Given instruction: Copy out every line that contains the word "VICENTE".

Stored data:
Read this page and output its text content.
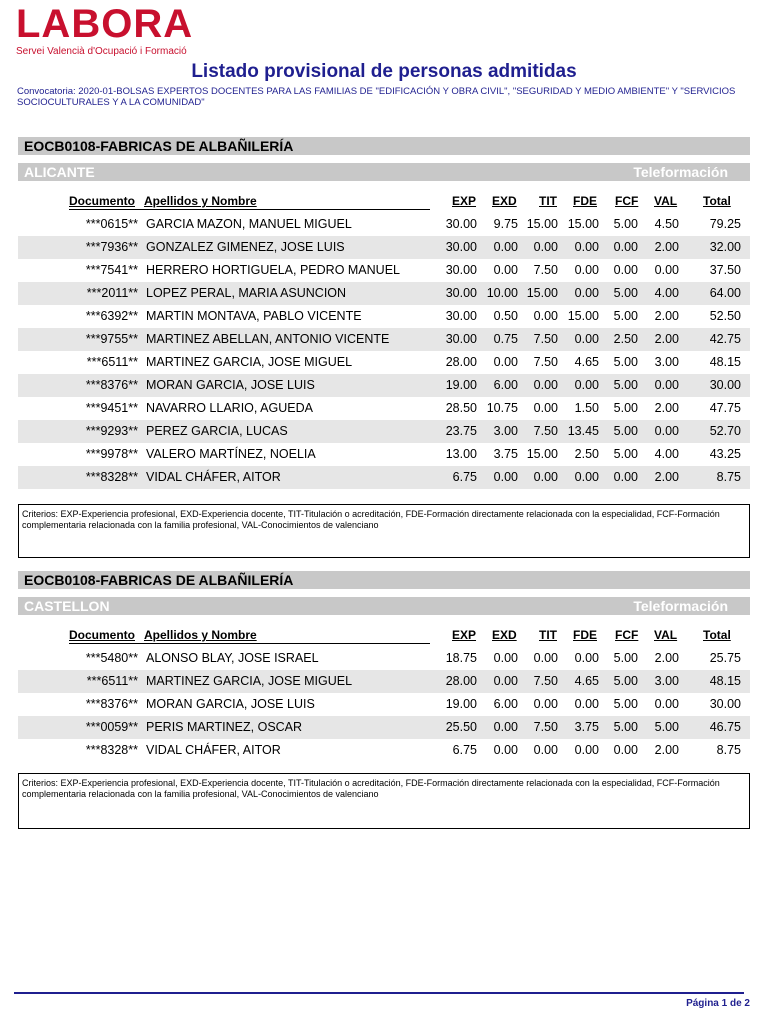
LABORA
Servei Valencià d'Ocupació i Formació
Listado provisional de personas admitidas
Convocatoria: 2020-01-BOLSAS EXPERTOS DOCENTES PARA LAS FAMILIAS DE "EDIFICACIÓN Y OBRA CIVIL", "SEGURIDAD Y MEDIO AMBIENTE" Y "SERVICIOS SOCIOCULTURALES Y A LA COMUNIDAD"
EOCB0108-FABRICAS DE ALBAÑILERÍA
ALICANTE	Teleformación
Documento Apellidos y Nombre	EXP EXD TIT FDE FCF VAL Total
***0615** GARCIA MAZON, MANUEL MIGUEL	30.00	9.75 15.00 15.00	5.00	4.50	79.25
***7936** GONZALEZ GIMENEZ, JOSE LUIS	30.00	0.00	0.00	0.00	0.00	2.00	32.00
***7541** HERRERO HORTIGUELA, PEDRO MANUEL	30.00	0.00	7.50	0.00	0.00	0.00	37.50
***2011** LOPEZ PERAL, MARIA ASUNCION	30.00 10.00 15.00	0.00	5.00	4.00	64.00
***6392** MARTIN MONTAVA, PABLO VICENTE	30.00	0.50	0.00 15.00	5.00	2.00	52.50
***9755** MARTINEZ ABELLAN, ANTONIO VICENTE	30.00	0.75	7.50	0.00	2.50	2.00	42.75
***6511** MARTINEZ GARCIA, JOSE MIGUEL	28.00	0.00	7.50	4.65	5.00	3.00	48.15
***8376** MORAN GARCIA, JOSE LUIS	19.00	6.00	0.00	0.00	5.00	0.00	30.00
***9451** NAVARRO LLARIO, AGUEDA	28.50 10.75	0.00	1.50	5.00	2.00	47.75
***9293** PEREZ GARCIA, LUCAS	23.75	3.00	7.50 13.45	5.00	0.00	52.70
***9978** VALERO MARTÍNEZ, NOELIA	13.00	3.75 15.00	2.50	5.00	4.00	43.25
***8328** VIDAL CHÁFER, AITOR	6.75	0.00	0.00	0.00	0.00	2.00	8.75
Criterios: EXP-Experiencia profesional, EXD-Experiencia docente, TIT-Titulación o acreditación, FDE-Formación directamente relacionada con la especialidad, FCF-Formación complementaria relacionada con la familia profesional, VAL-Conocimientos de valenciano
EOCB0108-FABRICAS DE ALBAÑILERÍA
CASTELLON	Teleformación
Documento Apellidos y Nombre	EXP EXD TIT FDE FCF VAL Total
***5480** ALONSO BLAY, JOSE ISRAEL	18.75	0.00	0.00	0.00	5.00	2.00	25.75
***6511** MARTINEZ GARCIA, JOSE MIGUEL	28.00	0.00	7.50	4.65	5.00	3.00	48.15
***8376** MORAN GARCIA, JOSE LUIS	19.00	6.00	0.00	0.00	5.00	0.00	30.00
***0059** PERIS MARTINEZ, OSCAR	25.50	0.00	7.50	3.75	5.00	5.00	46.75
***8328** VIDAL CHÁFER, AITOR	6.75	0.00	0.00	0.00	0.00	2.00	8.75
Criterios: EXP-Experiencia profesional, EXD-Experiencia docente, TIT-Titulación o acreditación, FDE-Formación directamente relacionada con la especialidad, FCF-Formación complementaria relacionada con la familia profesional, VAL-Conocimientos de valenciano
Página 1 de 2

* * *

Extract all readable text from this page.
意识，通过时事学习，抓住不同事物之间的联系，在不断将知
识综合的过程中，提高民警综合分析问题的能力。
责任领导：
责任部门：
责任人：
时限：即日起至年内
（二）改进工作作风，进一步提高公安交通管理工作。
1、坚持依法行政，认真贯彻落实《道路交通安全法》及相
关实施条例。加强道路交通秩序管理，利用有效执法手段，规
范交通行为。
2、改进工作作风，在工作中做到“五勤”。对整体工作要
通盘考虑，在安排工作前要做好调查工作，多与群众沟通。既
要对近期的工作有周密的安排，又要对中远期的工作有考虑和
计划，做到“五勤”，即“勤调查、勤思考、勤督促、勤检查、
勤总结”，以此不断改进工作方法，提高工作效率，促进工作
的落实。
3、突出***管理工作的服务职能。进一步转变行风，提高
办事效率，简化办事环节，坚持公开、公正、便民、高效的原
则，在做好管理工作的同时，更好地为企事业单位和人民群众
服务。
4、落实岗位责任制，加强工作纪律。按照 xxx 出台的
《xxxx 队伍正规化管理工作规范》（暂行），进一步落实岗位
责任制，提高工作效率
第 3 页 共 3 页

Reply to the task:
***6392** MARTIN MONTAVA, PABLO VICENTE	30.00	0.50	0.00 15.00	5.00	2.00	52.50
***9755** MARTINEZ ABELLAN, ANTONIO VICENTE	30.00	0.75	7.50	0.00	2.50	2.00	42.75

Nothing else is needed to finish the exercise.